## START Stored rows

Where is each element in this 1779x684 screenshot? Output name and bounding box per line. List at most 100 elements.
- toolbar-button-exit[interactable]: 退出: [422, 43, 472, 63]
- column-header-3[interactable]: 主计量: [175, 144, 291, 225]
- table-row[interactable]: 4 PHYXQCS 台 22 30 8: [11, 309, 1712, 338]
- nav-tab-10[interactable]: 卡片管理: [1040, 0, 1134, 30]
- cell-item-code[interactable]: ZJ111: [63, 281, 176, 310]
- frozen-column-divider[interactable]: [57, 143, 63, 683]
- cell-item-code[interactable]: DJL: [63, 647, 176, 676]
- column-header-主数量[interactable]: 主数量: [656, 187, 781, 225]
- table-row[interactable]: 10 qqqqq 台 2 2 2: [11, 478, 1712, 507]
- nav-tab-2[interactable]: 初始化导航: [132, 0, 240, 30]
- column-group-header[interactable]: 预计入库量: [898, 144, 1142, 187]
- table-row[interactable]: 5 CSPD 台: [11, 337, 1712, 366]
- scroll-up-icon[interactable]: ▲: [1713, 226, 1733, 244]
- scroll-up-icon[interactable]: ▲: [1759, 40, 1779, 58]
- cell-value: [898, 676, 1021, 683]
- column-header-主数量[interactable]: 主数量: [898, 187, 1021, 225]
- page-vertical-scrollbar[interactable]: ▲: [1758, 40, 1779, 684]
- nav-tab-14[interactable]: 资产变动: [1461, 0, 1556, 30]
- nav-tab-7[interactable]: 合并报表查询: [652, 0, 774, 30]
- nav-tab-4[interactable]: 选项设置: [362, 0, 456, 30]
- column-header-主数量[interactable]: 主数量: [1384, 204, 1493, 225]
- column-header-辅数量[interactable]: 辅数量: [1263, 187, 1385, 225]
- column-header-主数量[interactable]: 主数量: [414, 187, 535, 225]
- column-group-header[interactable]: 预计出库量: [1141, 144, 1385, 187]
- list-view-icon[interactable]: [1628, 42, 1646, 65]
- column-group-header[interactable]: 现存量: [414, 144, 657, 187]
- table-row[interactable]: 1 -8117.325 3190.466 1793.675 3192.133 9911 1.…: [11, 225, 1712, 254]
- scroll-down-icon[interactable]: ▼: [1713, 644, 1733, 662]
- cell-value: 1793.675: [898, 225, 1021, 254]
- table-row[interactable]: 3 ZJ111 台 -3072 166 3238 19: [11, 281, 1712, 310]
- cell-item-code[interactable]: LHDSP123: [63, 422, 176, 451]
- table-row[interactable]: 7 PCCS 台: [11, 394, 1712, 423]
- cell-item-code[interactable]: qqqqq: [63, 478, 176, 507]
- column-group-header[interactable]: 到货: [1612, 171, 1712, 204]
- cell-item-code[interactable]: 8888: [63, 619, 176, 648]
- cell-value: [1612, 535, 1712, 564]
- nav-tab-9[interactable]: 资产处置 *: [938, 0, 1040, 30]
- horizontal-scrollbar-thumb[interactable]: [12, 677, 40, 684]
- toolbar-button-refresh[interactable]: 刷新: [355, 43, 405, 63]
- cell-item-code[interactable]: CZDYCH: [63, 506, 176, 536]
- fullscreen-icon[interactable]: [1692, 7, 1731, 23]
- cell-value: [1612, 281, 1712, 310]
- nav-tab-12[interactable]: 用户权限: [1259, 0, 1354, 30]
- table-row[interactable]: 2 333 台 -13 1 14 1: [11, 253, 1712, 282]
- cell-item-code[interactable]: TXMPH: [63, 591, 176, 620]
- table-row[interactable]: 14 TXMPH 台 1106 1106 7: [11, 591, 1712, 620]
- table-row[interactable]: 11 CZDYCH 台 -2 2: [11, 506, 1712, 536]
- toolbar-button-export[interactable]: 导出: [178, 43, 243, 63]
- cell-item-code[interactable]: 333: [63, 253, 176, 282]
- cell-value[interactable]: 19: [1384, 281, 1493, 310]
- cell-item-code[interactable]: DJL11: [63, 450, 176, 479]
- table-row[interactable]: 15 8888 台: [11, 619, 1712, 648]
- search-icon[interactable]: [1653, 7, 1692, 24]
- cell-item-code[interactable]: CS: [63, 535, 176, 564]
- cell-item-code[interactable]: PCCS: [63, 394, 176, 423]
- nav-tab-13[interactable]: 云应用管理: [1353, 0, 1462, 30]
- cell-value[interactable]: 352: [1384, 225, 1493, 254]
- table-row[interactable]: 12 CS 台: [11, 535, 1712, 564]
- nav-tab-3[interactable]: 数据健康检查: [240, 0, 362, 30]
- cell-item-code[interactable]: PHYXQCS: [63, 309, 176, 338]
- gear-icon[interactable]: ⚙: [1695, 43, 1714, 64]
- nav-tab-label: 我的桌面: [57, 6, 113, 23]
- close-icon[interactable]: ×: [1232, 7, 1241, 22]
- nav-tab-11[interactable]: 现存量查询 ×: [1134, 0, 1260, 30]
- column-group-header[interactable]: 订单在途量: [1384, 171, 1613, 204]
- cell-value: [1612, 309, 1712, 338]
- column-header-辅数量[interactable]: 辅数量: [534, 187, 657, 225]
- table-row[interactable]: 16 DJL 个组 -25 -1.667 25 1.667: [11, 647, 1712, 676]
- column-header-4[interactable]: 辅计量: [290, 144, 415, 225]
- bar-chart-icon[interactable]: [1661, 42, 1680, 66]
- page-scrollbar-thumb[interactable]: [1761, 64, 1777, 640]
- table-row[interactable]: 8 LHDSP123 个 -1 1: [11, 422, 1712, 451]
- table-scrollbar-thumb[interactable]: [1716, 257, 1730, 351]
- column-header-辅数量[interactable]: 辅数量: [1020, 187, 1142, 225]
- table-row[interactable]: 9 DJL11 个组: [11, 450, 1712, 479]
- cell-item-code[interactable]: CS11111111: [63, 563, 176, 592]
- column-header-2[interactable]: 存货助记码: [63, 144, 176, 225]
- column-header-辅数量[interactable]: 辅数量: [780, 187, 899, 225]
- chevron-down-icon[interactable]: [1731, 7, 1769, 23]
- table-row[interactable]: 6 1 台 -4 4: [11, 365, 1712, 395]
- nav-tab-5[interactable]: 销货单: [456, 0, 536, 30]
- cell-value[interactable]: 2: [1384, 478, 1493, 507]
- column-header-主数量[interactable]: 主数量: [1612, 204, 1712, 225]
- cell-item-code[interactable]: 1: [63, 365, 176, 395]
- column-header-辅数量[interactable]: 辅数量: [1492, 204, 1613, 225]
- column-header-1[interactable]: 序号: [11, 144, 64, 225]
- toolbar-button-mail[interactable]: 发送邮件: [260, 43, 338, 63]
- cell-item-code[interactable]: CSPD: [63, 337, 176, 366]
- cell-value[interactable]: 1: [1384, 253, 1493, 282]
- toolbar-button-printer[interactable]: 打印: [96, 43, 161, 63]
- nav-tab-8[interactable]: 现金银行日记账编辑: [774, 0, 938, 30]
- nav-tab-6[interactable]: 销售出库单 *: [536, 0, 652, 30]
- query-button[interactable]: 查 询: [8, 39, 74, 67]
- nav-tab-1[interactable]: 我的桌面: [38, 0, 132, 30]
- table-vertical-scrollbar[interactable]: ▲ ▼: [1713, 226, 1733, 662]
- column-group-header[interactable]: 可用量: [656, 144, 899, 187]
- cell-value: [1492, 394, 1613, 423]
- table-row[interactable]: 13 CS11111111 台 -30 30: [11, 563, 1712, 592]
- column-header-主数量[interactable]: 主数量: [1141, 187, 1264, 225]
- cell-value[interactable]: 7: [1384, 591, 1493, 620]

## END Stored rows

Directions for this task ▸ Put every line from the start of the rows through the line containing "- cell-item-code[interactable]: DJL: [63, 647, 176, 676]", both ends included, into a JSON list of strings with one string per line, omitting blank lines.

Answer ▸
[
  "Where is each element in this 1779x684 screenshot? Output name and bounding box per line. List at most 100 elements.",
  "- toolbar-button-exit[interactable]: 退出: [422, 43, 472, 63]",
  "- column-header-3[interactable]: 主计量: [175, 144, 291, 225]",
  "- table-row[interactable]: 4 PHYXQCS 台 22 30 8: [11, 309, 1712, 338]",
  "- nav-tab-10[interactable]: 卡片管理: [1040, 0, 1134, 30]",
  "- cell-item-code[interactable]: ZJ111: [63, 281, 176, 310]",
  "- frozen-column-divider[interactable]: [57, 143, 63, 683]",
  "- cell-item-code[interactable]: DJL: [63, 647, 176, 676]"
]